→ SHORT TASK: Write out, precisely and in full, each line of the material.

(Source records)
##########
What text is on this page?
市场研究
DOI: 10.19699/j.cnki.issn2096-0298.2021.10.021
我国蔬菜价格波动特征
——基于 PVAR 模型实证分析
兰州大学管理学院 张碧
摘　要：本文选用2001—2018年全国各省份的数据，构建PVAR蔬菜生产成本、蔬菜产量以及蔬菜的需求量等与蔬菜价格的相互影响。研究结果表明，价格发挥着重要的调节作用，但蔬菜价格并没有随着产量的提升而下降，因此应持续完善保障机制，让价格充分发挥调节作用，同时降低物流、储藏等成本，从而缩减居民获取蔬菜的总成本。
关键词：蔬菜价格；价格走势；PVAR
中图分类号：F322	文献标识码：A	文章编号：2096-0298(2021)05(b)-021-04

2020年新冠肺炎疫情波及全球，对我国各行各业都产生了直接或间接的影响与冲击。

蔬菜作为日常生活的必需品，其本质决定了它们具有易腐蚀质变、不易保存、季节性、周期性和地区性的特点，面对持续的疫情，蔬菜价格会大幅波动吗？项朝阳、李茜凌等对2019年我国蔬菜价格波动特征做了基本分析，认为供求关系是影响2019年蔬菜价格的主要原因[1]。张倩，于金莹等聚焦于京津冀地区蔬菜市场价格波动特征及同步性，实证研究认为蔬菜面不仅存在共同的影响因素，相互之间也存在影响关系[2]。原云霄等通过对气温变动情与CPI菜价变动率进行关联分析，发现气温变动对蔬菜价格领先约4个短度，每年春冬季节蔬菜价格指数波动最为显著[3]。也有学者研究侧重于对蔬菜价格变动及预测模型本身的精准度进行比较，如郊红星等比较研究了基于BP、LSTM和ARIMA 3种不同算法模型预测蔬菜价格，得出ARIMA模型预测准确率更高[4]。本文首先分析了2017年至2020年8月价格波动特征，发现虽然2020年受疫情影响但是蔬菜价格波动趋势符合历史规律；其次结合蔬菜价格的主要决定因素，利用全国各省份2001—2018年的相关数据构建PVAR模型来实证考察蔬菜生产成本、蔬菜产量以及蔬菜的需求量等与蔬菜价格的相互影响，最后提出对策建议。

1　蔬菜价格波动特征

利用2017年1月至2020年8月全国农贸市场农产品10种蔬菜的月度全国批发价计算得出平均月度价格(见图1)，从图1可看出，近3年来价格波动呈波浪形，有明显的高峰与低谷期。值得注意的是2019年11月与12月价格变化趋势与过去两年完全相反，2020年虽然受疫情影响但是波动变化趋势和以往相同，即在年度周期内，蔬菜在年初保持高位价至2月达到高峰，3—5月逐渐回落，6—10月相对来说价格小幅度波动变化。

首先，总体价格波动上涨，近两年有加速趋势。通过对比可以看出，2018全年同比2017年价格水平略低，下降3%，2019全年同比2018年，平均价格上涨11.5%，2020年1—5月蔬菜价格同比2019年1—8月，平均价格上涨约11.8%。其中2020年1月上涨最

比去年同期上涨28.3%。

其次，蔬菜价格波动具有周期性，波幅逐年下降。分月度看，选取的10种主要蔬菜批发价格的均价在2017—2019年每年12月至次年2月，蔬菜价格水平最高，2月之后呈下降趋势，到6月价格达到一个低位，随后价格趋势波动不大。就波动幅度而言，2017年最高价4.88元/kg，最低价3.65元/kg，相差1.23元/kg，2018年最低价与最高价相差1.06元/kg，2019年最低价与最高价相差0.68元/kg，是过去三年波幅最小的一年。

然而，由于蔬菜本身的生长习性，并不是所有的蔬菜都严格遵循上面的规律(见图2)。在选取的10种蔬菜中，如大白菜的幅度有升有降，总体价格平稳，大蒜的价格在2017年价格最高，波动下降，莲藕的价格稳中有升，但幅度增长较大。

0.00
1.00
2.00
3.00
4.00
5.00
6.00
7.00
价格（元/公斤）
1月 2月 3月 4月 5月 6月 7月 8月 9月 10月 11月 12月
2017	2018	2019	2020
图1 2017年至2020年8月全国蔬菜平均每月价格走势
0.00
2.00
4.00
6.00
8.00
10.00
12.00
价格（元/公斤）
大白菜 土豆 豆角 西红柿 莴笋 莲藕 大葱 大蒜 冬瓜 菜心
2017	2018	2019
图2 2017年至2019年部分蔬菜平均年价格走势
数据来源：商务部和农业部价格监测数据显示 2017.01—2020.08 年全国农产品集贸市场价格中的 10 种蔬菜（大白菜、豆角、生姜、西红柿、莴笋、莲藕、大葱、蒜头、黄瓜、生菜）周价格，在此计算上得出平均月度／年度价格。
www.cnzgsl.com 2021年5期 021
##########
→ RESULT OF THIS TASK:
What text is on this page?
市场研究
DOI: 10.19699/j.cnki.issn2096-0298.2021.10.021
我国蔬菜价格波动特征
——基于 PVAR 模型实证分析
兰州大学管理学院 张碧
摘　要：本文选用2001—2018年全国各省份的数据，构建PVAR蔬菜生产成本、蔬菜产量以及蔬菜的需求量等与蔬菜价格的相互影响。研究结果表明，价格发挥着重要的调节作用，但蔬菜价格并没有随着产量的提升而下降，因此应持续完善保障机制，让价格充分发挥调节作用，同时降低物流、储藏等成本，从而缩减居民获取蔬菜的总成本。
关键词：蔬菜价格；价格走势；PVAR
中图分类号：F322	文献标识码：A	文章编号：2096-0298(2021)05(b)-021-04

2020年新冠肺炎疫情波及全球，对我国各行各业都产生了直接或间接的影响与冲击。

蔬菜作为日常生活的必需品，其本质决定了它们具有易腐蚀质变、不易保存、季节性、周期性和地区性的特点，面对持续的疫情，蔬菜价格会大幅波动吗？项朝阳、李茜凌等对2019年我国蔬菜价格波动特征做了基本分析，认为供求关系是影响2019年蔬菜价格的主要原因[1]。张倩，于金莹等聚焦于京津冀地区蔬菜市场价格波动特征及同步性，实证研究认为蔬菜面不仅存在共同的影响因素，相互之间也存在影响关系[2]。原云霄等通过对气温变动情与CPI菜价变动率进行关联分析，发现气温变动对蔬菜价格领先约4个短度，每年春冬季节蔬菜价格指数波动最为显著[3]。也有学者研究侧重于对蔬菜价格变动及预测模型本身的精准度进行比较，如郊红星等比较研究了基于BP、LSTM和ARIMA 3种不同算法模型预测蔬菜价格，得出ARIMA模型预测准确率更高[4]。本文首先分析了2017年至2020年8月价格波动特征，发现虽然2020年受疫情影响但是蔬菜价格波动趋势符合历史规律；其次结合蔬菜价格的主要决定因素，利用全国各省份2001—2018年的相关数据构建PVAR模型来实证考察蔬菜生产成本、蔬菜产量以及蔬菜的需求量等与蔬菜价格的相互影响，最后提出对策建议。

1　蔬菜价格波动特征

利用2017年1月至2020年8月全国农贸市场农产品10种蔬菜的月度全国批发价计算得出平均月度价格(见图1)，从图1可看出，近3年来价格波动呈波浪形，有明显的高峰与低谷期。值得注意的是2019年11月与12月价格变化趋势与过去两年完全相反，2020年虽然受疫情影响但是波动变化趋势和以往相同，即在年度周期内，蔬菜在年初保持高位价至2月达到高峰，3—5月逐渐回落，6—10月相对来说价格小幅度波动变化。

首先，总体价格波动上涨，近两年有加速趋势。通过对比可以看出，2018全年同比2017年价格水平略低，下降3%，2019全年同比2018年，平均价格上涨11.5%，2020年1—5月蔬菜价格同比2019年1—8月，平均价格上涨约11.8%。其中2020年1月上涨最

比去年同期上涨28.3%。

其次，蔬菜价格波动具有周期性，波幅逐年下降。分月度看，选取的10种主要蔬菜批发价格的均价在2017—2019年每年12月至次年2月，蔬菜价格水平最高，2月之后呈下降趋势，到6月价格达到一个低位，随后价格趋势波动不大。就波动幅度而言，2017年最高价4.88元/kg，最低价3.65元/kg，相差1.23元/kg，2018年最低价与最高价相差1.06元/kg，2019年最低价与最高价相差0.68元/kg，是过去三年波幅最小的一年。

然而，由于蔬菜本身的生长习性，并不是所有的蔬菜都严格遵循上面的规律(见图2)。在选取的10种蔬菜中，如大白菜的幅度有升有降，总体价格平稳，大蒜的价格在2017年价格最高，波动下降，莲藕的价格稳中有升，但幅度增长较大。

0.00
1.00
2.00
3.00
4.00
5.00
6.00
7.00
价格（元/公斤）
1月 2月 3月 4月 5月 6月 7月 8月 9月 10月 11月 12月
2017	2018	2019	2020
图1 2017年至2020年8月全国蔬菜平均每月价格走势
0.00
2.00
4.00
6.00
8.00
10.00
12.00
价格（元/公斤）
大白菜 土豆 豆角 西红柿 莴笋 莲藕 大葱 大蒜 冬瓜 菜心
2017	2018	2019
图2 2017年至2019年部分蔬菜平均年价格走势
数据来源：商务部和农业部价格监测数据显示 2017.01—2020.08 年全国农产品集贸市场价格中的 10 种蔬菜（大白菜、豆角、生姜、西红柿、莴笋、莲藕、大葱、蒜头、黄瓜、生菜）周价格，在此计算上得出平均月度／年度价格。
www.cnzgsl.com 2021年5期 021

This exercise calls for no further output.